++++ PROVIDED DATA

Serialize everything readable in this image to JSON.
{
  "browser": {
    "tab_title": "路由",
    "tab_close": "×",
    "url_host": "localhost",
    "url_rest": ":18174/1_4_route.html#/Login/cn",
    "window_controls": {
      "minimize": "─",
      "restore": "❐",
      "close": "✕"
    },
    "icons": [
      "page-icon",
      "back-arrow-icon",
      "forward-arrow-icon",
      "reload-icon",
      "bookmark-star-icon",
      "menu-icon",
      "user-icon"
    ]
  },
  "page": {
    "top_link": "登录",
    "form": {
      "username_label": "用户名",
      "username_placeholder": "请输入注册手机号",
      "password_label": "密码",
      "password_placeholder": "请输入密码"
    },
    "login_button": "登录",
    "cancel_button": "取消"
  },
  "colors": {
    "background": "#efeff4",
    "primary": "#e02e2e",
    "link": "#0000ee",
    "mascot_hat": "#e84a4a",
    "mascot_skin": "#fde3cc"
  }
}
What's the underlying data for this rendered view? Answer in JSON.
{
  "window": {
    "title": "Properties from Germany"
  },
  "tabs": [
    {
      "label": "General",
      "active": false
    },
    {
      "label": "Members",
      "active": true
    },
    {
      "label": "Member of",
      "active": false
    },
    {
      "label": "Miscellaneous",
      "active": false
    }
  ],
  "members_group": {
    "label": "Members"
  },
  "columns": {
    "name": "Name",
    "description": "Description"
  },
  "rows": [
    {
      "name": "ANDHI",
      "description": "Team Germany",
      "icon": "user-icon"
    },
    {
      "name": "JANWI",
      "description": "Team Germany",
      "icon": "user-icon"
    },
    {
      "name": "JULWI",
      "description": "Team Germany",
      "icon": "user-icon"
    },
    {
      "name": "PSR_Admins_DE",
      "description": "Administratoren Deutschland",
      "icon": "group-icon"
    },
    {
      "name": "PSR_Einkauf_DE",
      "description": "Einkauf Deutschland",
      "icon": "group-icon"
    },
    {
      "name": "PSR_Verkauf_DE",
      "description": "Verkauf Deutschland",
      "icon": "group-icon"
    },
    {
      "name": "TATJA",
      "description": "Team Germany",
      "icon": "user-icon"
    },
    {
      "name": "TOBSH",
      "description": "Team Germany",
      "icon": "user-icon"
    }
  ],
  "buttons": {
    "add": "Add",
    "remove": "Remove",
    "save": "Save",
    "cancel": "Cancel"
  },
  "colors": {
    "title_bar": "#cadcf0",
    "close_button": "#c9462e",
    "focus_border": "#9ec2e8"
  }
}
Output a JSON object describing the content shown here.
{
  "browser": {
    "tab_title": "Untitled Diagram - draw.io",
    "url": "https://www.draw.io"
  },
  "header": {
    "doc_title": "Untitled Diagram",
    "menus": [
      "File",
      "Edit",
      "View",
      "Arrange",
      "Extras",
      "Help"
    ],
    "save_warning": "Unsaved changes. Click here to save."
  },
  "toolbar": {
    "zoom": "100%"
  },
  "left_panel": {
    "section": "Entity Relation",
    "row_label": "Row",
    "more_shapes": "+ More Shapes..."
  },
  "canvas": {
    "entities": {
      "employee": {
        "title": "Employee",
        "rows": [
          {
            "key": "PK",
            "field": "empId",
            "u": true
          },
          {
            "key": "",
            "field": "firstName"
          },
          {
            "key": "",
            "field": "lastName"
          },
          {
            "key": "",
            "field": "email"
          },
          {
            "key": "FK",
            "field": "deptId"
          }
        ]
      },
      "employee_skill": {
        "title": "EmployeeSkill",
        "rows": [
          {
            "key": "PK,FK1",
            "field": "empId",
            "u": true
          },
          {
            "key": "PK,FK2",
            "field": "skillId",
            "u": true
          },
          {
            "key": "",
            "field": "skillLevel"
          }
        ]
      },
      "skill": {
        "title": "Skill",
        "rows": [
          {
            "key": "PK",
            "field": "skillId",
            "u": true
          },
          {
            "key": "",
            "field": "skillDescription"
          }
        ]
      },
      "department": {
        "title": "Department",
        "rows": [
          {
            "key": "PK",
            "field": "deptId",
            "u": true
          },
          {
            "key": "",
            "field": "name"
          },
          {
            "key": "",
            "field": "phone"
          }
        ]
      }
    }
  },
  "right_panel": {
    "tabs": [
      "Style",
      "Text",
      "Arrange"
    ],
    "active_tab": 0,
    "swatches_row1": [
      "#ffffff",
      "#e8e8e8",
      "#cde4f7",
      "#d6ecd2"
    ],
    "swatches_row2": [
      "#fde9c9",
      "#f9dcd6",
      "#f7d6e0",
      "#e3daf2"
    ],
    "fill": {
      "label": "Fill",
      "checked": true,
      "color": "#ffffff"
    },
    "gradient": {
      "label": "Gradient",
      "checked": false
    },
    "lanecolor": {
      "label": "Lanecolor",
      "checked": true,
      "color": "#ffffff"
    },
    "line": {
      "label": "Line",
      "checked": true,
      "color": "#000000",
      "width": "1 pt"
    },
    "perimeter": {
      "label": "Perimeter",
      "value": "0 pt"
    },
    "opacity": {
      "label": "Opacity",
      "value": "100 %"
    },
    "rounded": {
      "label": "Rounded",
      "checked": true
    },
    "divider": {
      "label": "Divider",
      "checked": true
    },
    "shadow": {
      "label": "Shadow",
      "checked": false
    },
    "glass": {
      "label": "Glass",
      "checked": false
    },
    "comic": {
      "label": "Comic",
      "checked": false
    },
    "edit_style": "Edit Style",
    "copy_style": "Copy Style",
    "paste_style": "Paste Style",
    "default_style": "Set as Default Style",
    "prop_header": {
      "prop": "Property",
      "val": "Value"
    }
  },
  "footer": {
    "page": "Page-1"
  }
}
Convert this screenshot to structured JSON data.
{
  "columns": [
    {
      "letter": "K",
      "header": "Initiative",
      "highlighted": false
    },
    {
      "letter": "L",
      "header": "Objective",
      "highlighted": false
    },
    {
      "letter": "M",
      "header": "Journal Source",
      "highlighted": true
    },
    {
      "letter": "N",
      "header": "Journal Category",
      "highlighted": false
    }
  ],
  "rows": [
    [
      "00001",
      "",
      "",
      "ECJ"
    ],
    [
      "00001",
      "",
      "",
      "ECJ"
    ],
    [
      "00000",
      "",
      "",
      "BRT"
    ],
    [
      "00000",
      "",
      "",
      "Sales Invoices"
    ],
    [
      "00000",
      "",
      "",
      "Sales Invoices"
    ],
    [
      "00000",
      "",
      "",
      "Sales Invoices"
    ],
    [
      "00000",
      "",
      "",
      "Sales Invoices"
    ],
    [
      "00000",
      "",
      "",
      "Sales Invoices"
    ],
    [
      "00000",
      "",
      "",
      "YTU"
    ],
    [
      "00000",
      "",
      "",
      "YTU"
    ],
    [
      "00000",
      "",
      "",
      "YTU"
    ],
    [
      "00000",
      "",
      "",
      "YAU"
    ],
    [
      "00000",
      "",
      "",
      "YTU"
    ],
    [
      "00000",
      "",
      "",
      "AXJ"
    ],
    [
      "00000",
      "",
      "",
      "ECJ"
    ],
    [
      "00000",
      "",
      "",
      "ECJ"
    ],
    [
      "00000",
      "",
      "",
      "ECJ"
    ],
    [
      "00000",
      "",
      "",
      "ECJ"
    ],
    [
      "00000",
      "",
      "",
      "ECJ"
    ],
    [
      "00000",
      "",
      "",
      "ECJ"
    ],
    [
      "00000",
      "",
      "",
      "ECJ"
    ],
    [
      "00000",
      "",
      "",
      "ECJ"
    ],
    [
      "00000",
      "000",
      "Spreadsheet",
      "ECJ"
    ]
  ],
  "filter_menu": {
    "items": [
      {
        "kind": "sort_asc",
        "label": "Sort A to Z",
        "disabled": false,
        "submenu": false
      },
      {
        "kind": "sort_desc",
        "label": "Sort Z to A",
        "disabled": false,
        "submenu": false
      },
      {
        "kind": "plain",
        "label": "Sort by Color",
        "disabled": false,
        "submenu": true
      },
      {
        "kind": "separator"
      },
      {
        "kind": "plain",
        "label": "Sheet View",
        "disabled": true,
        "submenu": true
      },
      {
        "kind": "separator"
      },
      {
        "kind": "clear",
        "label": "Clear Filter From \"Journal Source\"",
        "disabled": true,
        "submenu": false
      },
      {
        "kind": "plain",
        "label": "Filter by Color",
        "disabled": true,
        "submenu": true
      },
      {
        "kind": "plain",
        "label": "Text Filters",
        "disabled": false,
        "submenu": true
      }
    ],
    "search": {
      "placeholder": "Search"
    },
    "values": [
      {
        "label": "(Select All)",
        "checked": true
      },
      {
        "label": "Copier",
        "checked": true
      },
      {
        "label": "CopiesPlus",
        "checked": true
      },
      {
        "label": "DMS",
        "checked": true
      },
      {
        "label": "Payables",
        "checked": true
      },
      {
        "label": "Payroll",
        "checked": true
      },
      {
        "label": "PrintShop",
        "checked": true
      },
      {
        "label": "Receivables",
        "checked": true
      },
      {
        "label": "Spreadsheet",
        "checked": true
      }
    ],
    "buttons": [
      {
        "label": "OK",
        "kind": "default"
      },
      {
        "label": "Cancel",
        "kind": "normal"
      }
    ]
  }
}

++++++++

WHAT IS REQUIRED - Copy every line in the listing above where the string "save" turns up.

COMPLETE RESPONSE -
    "save": "Save",
    "save_warning": "Unsaved changes. Click here to save."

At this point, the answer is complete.